Omit all images. Write out the rest of the material exactly.

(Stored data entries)

+===+

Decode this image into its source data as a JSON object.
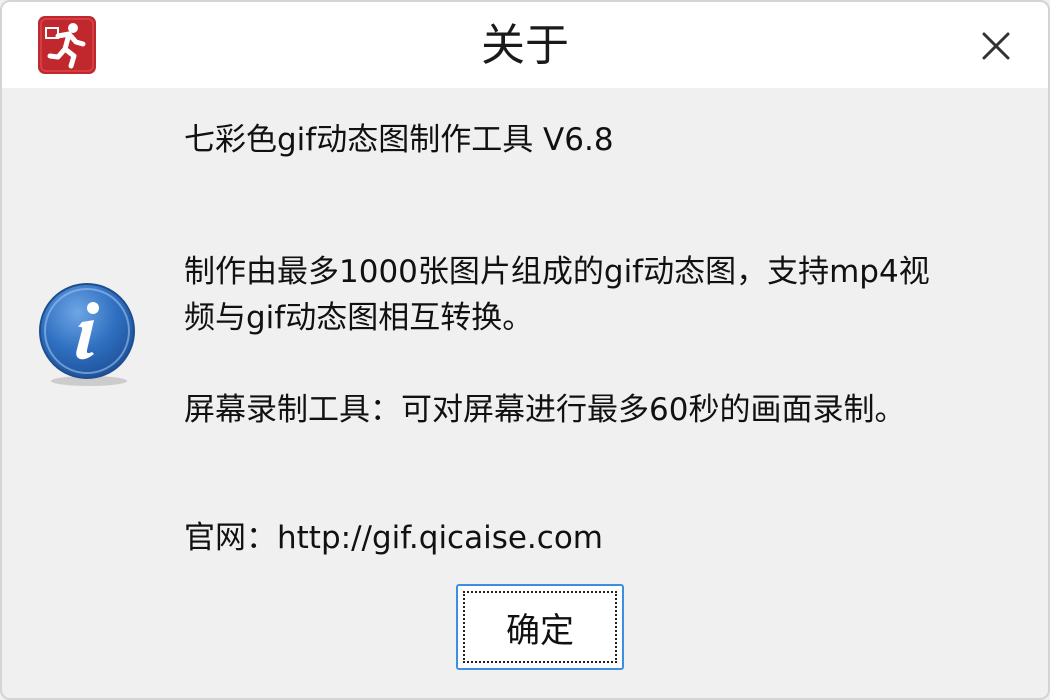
{
  "window": {
    "title": "关于",
    "app_icon": "running-man-icon",
    "close_icon": "close-icon"
  },
  "content": {
    "icon": "info-icon",
    "product_line": "七彩色gif动态图制作工具 V6.8",
    "description_line1": "制作由最多1000张图片组成的gif动态图，支持mp4视",
    "description_line2": "频与gif动态图相互转换。",
    "screen_record_line": "屏幕录制工具：可对屏幕进行最多60秒的画面录制。",
    "website_line": "官网：http://gif.qicaise.com"
  },
  "buttons": {
    "ok_label": "确定"
  },
  "colors": {
    "app_icon_red": "#c0282d",
    "info_blue": "#2f6fc0",
    "focus_border": "#3f8fe0"
  }
}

+===+

**Answer to the exercise**
Decode this image into its source data as a JSON object.
{
  "window": {
    "title": "关于",
    "app_icon": "running-man-icon",
    "close_icon": "close-icon"
  },
  "content": {
    "icon": "info-icon",
    "product_line": "七彩色gif动态图制作工具 V6.8",
    "description_line1": "制作由最多1000张图片组成的gif动态图，支持mp4视",
    "description_line2": "频与gif动态图相互转换。",
    "screen_record_line": "屏幕录制工具：可对屏幕进行最多60秒的画面录制。",
    "website_line": "官网：http://gif.qicaise.com"
  },
  "buttons": {
    "ok_label": "确定"
  },
  "colors": {
    "app_icon_red": "#c0282d",
    "info_blue": "#2f6fc0",
    "focus_border": "#3f8fe0"
  }
}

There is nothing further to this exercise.